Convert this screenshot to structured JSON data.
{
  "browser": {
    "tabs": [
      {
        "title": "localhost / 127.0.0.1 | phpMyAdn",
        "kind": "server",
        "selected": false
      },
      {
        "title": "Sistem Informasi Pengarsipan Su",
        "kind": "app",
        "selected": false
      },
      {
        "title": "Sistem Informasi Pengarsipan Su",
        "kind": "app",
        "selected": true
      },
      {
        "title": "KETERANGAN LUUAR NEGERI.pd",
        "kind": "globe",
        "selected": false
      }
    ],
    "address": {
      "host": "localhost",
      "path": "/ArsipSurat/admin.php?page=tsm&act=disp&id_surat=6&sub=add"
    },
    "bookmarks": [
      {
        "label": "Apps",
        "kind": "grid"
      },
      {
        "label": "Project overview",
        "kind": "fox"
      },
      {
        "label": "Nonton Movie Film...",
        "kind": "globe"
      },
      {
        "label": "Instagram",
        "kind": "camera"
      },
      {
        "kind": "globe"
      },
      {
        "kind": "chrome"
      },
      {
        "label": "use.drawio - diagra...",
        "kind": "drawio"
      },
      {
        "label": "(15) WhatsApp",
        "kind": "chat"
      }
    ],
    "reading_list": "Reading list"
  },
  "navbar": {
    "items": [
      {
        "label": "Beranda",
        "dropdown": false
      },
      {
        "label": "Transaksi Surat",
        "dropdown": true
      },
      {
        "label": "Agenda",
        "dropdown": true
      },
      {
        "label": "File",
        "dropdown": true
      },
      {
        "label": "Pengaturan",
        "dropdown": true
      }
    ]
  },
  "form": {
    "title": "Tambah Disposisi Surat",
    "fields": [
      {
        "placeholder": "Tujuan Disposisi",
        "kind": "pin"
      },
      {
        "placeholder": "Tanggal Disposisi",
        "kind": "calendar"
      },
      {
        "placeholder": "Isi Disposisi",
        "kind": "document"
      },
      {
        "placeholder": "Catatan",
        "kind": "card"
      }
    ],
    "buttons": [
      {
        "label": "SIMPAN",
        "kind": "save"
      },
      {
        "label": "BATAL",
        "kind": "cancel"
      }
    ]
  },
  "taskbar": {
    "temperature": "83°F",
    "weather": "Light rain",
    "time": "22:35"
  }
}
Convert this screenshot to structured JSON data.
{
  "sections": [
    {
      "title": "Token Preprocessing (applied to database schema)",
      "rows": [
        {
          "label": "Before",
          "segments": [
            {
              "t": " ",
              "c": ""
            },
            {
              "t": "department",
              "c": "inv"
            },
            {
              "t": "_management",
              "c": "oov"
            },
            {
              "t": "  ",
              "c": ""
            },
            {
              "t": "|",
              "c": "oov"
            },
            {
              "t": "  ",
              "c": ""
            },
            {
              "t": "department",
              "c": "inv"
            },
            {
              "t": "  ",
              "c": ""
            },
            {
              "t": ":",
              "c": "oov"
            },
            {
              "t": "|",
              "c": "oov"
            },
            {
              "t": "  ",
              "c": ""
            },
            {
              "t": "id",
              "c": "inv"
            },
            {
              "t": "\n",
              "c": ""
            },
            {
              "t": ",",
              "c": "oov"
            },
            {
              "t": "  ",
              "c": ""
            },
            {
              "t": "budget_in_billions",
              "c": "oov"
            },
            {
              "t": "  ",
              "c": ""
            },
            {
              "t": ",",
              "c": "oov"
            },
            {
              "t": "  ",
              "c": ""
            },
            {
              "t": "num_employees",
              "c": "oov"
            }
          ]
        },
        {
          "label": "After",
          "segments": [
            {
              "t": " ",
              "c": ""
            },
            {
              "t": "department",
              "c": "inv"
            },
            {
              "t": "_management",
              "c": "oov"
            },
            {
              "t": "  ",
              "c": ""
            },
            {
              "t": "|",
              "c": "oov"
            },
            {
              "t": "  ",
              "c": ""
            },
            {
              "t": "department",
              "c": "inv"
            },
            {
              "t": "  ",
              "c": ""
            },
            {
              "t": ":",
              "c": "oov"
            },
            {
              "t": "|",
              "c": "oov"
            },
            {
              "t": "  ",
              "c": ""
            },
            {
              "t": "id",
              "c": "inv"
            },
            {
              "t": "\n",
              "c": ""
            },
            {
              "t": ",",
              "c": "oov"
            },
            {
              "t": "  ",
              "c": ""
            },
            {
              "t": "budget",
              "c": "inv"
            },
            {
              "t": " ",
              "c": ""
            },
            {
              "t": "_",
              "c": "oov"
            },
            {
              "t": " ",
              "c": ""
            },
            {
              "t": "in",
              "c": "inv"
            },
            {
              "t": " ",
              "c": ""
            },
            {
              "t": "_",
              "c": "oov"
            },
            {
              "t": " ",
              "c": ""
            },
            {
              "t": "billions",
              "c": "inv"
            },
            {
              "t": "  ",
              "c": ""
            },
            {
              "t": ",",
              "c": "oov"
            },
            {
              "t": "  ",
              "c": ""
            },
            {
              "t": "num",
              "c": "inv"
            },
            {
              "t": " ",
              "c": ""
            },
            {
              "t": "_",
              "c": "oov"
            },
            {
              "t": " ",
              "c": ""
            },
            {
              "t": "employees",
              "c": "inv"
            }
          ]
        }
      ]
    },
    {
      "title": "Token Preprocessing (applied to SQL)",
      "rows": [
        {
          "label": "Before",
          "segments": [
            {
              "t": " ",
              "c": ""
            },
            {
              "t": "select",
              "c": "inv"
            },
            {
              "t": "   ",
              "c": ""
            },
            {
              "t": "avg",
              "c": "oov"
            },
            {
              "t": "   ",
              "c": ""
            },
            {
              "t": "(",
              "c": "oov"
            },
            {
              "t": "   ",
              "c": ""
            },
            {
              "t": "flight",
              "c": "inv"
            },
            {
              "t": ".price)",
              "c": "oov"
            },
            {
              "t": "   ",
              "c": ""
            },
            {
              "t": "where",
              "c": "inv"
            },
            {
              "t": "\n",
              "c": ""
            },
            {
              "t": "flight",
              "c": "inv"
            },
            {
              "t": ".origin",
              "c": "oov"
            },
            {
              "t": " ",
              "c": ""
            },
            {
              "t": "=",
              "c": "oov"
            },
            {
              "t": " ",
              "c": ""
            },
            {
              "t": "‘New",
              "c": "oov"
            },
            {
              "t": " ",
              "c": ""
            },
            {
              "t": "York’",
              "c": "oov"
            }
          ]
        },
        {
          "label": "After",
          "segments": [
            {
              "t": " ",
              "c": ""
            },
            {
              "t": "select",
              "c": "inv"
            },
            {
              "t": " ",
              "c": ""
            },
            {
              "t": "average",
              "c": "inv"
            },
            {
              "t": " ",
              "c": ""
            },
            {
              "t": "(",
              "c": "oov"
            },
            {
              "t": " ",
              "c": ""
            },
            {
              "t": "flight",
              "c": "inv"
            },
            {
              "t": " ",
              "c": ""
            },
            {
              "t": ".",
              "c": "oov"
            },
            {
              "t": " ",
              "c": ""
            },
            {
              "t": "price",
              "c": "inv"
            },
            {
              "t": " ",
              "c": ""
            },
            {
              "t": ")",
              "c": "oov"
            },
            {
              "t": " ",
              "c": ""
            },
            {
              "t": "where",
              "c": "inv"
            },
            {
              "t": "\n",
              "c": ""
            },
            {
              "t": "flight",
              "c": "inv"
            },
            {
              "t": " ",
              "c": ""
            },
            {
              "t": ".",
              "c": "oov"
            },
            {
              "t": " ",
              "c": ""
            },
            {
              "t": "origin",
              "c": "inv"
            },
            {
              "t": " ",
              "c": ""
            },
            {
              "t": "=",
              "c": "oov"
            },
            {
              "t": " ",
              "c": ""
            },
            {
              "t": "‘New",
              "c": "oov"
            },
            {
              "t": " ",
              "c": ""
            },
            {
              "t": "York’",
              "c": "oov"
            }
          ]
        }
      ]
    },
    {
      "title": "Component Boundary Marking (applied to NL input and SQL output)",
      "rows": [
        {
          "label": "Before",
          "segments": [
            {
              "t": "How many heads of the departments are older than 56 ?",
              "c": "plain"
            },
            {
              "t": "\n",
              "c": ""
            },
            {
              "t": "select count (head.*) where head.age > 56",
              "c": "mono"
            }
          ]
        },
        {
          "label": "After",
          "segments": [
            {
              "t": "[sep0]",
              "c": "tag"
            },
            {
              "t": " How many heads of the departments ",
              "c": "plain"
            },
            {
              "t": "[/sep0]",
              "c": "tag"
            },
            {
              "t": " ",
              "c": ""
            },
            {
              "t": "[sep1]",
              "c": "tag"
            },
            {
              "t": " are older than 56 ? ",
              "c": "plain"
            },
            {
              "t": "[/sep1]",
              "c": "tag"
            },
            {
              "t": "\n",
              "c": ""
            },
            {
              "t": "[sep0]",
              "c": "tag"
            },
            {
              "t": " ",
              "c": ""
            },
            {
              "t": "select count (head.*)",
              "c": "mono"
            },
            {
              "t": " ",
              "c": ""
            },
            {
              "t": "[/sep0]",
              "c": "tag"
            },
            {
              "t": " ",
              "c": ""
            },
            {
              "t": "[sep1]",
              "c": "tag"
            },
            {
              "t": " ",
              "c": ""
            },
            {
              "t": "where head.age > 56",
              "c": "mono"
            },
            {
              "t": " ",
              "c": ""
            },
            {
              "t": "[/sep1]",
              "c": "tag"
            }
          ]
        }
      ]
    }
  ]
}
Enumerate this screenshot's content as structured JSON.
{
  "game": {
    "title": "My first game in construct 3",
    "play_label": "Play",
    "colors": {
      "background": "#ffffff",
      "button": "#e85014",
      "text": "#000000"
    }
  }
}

_ _ _ _ _

WHAT YOU NEED TO DO
Exactly as written, give again every line from the one containing "Enumerate this screenshot's" through the last line of the material above, and no other lines.

SOLVED EXERCISE
Enumerate this screenshot's content as structured JSON.
{
  "game": {
    "title": "My first game in construct 3",
    "play_label": "Play",
    "colors": {
      "background": "#ffffff",
      "button": "#e85014",
      "text": "#000000"
    }
  }
}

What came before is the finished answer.